Please select every row below that contains the string "radio", and copy each one out in full. Case counts, so match the letters exactly.

(Records from a data source)
★ ★ ★ ★ ★ ★ ★
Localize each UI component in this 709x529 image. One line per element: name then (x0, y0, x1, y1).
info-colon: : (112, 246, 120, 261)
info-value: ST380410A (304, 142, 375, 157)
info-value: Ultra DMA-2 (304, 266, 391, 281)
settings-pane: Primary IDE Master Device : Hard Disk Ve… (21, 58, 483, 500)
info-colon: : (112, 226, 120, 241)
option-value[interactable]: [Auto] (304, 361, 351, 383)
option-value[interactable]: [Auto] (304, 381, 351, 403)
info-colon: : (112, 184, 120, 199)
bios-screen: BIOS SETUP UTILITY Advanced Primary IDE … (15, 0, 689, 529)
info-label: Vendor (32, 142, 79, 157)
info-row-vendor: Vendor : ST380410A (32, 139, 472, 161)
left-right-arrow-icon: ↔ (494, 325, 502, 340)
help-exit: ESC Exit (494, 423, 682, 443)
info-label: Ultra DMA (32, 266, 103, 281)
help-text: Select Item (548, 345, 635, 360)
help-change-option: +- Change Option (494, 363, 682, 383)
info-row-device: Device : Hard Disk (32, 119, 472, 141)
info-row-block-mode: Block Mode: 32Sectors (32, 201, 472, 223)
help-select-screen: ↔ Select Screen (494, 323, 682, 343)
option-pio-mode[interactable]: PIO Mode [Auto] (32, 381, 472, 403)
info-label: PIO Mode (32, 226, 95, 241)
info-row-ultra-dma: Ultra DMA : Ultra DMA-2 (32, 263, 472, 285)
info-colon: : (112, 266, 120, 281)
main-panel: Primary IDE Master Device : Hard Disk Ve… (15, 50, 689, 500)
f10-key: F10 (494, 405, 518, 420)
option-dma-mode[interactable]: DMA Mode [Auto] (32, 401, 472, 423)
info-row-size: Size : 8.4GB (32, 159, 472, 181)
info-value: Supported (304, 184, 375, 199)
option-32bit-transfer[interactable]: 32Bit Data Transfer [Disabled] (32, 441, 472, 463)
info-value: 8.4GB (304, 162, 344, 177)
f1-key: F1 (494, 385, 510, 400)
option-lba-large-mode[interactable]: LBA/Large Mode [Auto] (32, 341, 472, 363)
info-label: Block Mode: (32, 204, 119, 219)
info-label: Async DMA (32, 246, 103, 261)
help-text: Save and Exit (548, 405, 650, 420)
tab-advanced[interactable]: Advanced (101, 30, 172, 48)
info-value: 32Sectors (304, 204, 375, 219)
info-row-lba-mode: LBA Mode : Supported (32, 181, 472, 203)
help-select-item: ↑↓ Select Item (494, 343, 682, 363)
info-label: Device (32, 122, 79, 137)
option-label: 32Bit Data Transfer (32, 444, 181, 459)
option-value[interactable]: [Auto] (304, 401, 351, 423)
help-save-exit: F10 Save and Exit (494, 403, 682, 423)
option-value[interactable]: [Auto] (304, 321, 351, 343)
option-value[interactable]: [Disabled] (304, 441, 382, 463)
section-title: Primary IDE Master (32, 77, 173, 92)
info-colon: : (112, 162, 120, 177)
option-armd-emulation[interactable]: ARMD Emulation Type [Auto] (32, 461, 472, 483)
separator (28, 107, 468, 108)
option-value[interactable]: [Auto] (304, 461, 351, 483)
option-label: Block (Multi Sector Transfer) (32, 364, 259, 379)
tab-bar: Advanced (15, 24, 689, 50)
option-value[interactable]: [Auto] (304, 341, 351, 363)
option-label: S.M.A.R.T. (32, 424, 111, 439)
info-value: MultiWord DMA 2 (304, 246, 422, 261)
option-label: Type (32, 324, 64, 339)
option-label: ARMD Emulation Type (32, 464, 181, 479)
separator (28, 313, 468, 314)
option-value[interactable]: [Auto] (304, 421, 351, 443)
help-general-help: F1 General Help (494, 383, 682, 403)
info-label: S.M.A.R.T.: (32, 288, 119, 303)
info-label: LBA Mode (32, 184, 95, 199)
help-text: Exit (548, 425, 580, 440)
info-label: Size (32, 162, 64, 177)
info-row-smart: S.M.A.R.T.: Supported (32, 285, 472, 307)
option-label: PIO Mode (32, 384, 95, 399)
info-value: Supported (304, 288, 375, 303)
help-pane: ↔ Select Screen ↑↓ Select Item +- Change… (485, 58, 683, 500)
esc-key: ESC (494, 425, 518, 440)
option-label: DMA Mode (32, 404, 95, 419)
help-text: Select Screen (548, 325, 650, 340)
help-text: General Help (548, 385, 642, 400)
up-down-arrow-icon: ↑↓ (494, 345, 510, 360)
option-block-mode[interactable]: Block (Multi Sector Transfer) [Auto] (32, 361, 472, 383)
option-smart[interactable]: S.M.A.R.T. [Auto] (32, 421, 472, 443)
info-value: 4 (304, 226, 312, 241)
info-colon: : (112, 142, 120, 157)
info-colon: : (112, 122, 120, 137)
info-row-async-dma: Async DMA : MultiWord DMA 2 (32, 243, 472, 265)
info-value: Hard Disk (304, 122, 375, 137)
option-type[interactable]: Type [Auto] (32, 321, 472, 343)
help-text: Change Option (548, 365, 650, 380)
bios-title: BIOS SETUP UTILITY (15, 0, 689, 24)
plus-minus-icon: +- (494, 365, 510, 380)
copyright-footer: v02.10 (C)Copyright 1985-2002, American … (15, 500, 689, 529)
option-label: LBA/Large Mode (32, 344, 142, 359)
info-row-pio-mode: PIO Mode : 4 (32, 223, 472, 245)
★ ★ ★ ★ ★ ★ ★
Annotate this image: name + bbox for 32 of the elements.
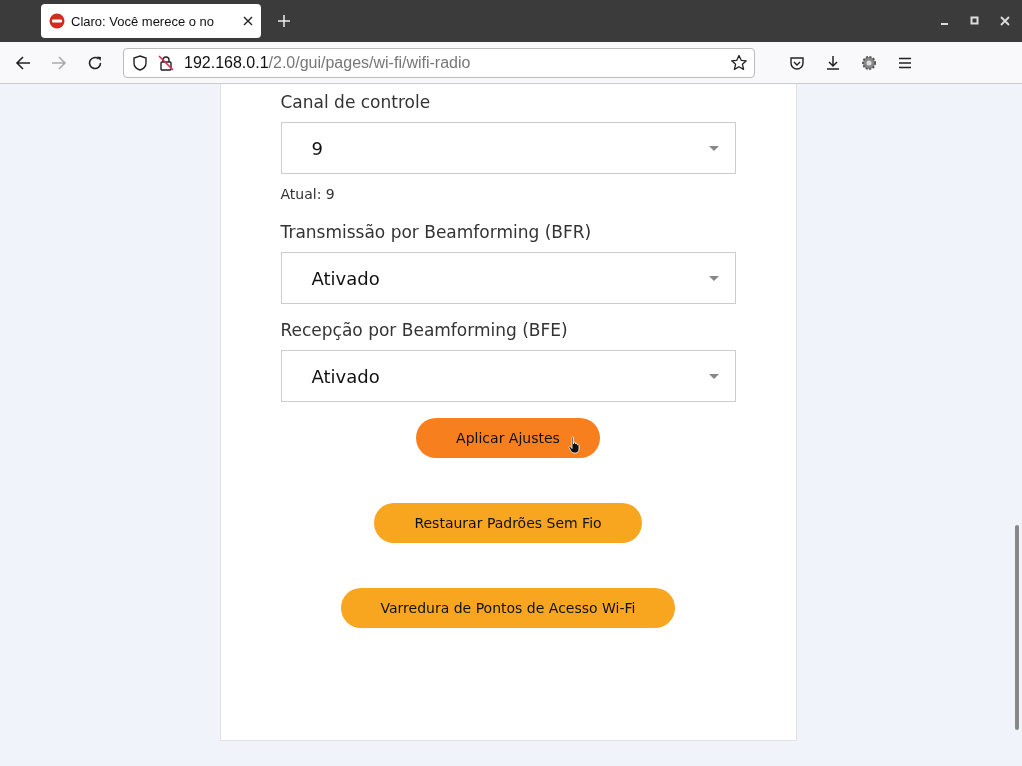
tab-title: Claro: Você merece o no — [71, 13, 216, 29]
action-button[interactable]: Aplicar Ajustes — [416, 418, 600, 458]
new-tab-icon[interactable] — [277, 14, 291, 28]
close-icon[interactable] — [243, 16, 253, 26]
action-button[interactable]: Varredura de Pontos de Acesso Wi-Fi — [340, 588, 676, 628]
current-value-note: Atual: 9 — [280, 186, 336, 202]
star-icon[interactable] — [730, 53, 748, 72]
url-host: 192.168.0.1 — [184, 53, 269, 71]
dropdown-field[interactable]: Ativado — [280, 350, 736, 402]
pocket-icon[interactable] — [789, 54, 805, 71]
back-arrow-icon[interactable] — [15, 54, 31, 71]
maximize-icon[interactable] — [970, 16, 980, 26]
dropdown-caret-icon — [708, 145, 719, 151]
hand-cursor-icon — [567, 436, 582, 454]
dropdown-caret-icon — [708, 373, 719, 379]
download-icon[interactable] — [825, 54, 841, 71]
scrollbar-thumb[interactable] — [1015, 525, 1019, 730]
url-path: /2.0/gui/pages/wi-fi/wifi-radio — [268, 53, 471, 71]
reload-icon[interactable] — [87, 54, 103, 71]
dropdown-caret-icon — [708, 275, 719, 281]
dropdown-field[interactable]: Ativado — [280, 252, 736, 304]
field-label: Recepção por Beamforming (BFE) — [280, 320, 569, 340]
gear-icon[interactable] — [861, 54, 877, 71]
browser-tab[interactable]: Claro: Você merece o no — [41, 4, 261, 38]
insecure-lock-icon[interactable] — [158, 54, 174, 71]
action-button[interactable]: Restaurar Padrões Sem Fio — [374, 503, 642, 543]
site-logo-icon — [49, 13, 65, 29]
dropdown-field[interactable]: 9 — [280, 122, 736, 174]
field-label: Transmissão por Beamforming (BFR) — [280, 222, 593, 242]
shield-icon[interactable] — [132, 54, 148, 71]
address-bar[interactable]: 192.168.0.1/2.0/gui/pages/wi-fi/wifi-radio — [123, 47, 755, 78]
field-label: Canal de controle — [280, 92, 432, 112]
★ ★ ★ ★ ★ ★ ★
Exercise response.
url-path: /2.0/gui/pages/wi-fi/wifi-radio — [268, 53, 471, 71]
address-bar[interactable]: 192.168.0.1/2.0/gui/pages/wi-fi/wifi-radio — [123, 47, 755, 78]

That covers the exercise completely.